(Auflistungen von Elementen und Bereichen)
================================
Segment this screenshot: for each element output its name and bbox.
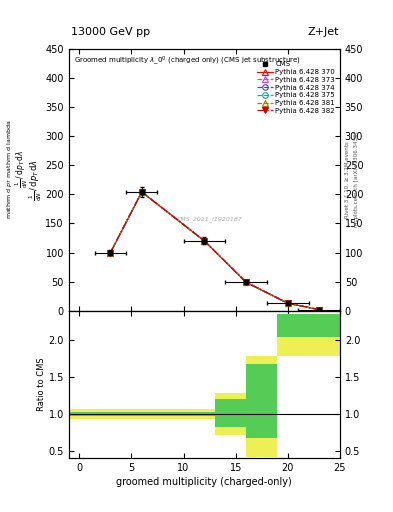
X-axis label: groomed multiplicity (charged-only): groomed multiplicity (charged-only) xyxy=(116,477,292,487)
Legend: CMS, Pythia 6.428 370, Pythia 6.428 373, Pythia 6.428 374, Pythia 6.428 375, Pyt: CMS, Pythia 6.428 370, Pythia 6.428 373,… xyxy=(256,60,336,115)
Y-axis label: Ratio to CMS: Ratio to CMS xyxy=(37,358,46,411)
Text: Z+Jet: Z+Jet xyxy=(307,27,339,37)
Text: Groomed multiplicity $\lambda\_0^0$ (charged only) (CMS jet substructure): Groomed multiplicity $\lambda\_0^0$ (cha… xyxy=(74,54,301,67)
Text: Rivet 3.1.10, ≥ 3.2M events: Rivet 3.1.10, ≥ 3.2M events xyxy=(345,141,350,218)
Text: mcplots.cern.ch [arXiv:1306.3436]: mcplots.cern.ch [arXiv:1306.3436] xyxy=(354,132,359,227)
Text: $\frac{1}{\mathrm{d}N}\,/\,\mathrm{d}p_T\,\mathrm{d}\lambda$: $\frac{1}{\mathrm{d}N}\,/\,\mathrm{d}p_T… xyxy=(13,150,30,188)
Text: 13000 GeV pp: 13000 GeV pp xyxy=(71,27,150,37)
Text: mathrm d$^2$N
mathrm d $p_T$ mathrm d lambda: mathrm d$^2$N mathrm d $p_T$ mathrm d la… xyxy=(0,119,14,219)
Y-axis label: $\frac{1}{\mathrm{d}N}\,/\,\mathrm{d}p_T\,\mathrm{d}\lambda$: $\frac{1}{\mathrm{d}N}\,/\,\mathrm{d}p_T… xyxy=(28,159,44,201)
Text: CMS_2021_I1920187: CMS_2021_I1920187 xyxy=(177,216,243,222)
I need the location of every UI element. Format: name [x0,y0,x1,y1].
================================
▶ _ZIELSETZUNG_:
Gib die Zeilen oben als nummerierte Liste ohne Leerzeilen wieder und lass die Bilder dabei weg.

▶ _ÜBUNGSERGEBNIS_:
1. Segment this screenshot: for each element output its name and bbox.
2. X-axis label: groomed multiplicity (charged-only): groomed multiplicity (charged-only) xyxy=(116,477,292,487)
3. Legend: CMS, Pythia 6.428 370, Pythia 6.428 373, Pythia 6.428 374, Pythia 6.428 375, Pyt: CMS, Pythia 6.428 370, Pythia 6.428 373,… xyxy=(256,60,336,115)
4. Y-axis label: Ratio to CMS: Ratio to CMS xyxy=(37,358,46,411)
5. Text: Z+Jet: Z+Jet xyxy=(307,27,339,37)
6. Text: Groomed multiplicity $\lambda\_0^0$ (charged only) (CMS jet substructure): Groomed multiplicity $\lambda\_0^0$ (cha… xyxy=(74,54,301,67)
7. Text: Rivet 3.1.10, ≥ 3.2M events: Rivet 3.1.10, ≥ 3.2M events xyxy=(345,141,350,218)
8. Text: mcplots.cern.ch [arXiv:1306.3436]: mcplots.cern.ch [arXiv:1306.3436] xyxy=(354,132,359,227)
9. Text: $\frac{1}{\mathrm{d}N}\,/\,\mathrm{d}p_T\,\mathrm{d}\lambda$: $\frac{1}{\mathrm{d}N}\,/\,\mathrm{d}p_T… xyxy=(13,150,30,188)
10. Text: 13000 GeV pp: 13000 GeV pp xyxy=(71,27,150,37)
11. Text: mathrm d$^2$N
12. mathrm d $p_T$ mathrm d lambda: mathrm d$^2$N mathrm d $p_T$ mathrm d la… xyxy=(0,119,14,219)
13. Y-axis label: $\frac{1}{\mathrm{d}N}\,/\,\mathrm{d}p_T\,\mathrm{d}\lambda$: $\frac{1}{\mathrm{d}N}\,/\,\mathrm{d}p_T… xyxy=(28,159,44,201)
14. Text: CMS_2021_I1920187: CMS_2021_I1920187 xyxy=(177,216,243,222)
15. I need the location of every UI element. Format: name [x0,y0,x1,y1].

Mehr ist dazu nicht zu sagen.